• **Exercise text**
The numbers are astonishing. The COVID pandemic has caused an estimated 100,000 small businesses to close, and more are likely to shut their doors for good in the next six months. Many small business owners are watching their passions become burdens as customers retreat and sales decline.
But, there are ways business owners can bring their leadership to an end without erasing jobs for surrounding neighborhoods. The right kind of succession planning can help these owners transfer their companies to workers or investors from diverse backgrounds, which increases economic equity and anchors jobs. This is particularly important for manufacturing businesses whose careers can provide pathways to the middle class and often don’t require a college degree.
Our Pathways to Patient Capital program held a talk with three organizations which have on-the-ground experience guiding manufacturing businesses through succession planning. They talked about the patience required to make employee transfers work, the institutional players that can help ease planning along, and how they’re navigating an economic environment in which business owners and potential buyers are rattled by risk.
Darrin Redus, Vice President and Executive Director of the Cincinnati USA Regional Chamber’s Minority Business Accelerator joined us to talk about the opportunity he sees in this moment to get more business owners of color into manufacturing. Tomás Durán, President of Concerned Capital in Los Angeles, told us about his work with aerospace contractors in the Los Angeles area and how public layoff aversion funds can be used to find businesses on the brink of closure. Franzi Charen, who oversees Marketing and Communications at Project Equity, discussed her organization’s mission to make equitable business transfers with help from a $5 million fund.

• **Data shown**
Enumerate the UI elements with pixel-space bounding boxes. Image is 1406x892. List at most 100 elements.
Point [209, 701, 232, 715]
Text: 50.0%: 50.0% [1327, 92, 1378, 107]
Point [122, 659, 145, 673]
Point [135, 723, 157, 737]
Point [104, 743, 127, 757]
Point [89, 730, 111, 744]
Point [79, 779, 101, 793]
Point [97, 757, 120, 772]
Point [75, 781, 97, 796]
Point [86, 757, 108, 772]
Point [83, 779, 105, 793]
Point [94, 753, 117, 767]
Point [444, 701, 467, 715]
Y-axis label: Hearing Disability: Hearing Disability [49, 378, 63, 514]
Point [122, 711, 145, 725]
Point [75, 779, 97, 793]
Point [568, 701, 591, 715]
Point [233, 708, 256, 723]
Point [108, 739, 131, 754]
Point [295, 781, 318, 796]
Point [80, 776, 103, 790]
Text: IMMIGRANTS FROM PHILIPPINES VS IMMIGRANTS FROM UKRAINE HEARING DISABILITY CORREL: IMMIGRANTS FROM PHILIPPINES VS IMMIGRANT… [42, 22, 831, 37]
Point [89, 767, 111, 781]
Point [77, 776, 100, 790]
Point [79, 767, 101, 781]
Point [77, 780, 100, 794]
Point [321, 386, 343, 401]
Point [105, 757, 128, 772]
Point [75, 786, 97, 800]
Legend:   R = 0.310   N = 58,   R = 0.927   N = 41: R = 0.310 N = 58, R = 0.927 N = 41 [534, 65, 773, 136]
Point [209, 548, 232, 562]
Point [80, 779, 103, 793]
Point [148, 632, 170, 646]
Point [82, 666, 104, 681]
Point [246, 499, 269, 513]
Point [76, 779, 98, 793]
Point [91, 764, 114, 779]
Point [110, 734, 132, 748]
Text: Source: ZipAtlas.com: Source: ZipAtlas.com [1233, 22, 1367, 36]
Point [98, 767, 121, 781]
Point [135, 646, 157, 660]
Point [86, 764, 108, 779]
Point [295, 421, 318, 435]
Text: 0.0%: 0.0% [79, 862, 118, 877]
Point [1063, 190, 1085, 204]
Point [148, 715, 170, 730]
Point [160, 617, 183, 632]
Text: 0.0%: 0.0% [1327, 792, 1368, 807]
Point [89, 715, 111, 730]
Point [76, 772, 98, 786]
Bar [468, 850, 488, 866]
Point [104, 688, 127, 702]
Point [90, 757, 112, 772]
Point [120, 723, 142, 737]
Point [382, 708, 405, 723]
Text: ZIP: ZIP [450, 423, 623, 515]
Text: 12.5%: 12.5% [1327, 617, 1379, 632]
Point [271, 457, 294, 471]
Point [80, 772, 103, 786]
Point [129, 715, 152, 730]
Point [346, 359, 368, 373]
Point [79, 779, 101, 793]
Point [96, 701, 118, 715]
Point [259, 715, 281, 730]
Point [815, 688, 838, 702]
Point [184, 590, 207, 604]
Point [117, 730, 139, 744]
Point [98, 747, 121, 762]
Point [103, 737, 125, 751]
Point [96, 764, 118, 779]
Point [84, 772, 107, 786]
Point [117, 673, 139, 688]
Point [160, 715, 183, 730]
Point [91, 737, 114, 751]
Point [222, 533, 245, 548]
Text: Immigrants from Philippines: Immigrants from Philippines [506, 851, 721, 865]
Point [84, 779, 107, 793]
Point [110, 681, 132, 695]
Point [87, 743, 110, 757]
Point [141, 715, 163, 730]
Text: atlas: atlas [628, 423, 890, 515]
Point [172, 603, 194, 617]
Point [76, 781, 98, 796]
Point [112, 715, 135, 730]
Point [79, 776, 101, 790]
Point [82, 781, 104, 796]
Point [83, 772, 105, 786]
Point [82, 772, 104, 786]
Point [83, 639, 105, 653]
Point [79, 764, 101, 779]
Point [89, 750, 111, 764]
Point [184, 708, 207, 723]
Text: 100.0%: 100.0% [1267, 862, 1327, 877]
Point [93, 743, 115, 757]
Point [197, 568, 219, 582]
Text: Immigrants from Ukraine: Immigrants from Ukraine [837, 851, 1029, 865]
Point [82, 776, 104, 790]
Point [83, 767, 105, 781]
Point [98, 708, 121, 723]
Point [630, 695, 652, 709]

• **What you are asked to do**
Continue the text on succession planning for small manufacturing businesses, starting after its last sentence. The items are unrelated material and have nothing to do with the text on succession planning.

• **Expected answer**
Here are some tips and takeaways from what they shared.
The negative effects of this pandemic are uncountable, but succession planners believe it is creating new opportunities to change the face of U.S. manufacturing ownership. “Baby boomer” business owners whose kids aren’t interested in continuing the family business are particularly good candidates for succession planning, said Redus. “It’s a phenomenal opportunity, especially in industries like manufacturing that have been largely void of minority entrepreneurs.”
Durán agreed. “The vast majority [of manufacturing businesses in the L.A. area] are owned by people near or past retirement age. The other thing we know is that the vast majority of staff are people of color,” he said. His company identifies employees that could successfully take over businesses, and then helps them get the financing they need to make it happen.
Charen says one of Project Equity’s main objectives is to close the racial wealth gap, which succession planning can help achieve. “Our goal is to work in 10 regions across the U.S. to help transition 60 companies to employee ownership [and] bring on 1,600 employees as new owners,” she said.
Succession planners are relying on creative approaches to capital to make transfers happen. Interested buyers who go through the Minority Business Accelerator in Cincinnati use their own capital and tools like SBA loans to purchase businesses, but sometimes those sources aren’t enough. Redus says they’re looking to create a hybrid CDFI-fund that can invest equity into these deals and increase the initial capital a buyer has on hand.
Concerned Capital uses SBA working capital loans and hiring tax credits to make employee transitions happen. They have also tapped into Los Angeles’ layoff aversion fund to help the city identify companies that could be good candidates for succession planning. “Every county in the country has layoff aversion money, and is funded to find these kinds of deals,” said Durán.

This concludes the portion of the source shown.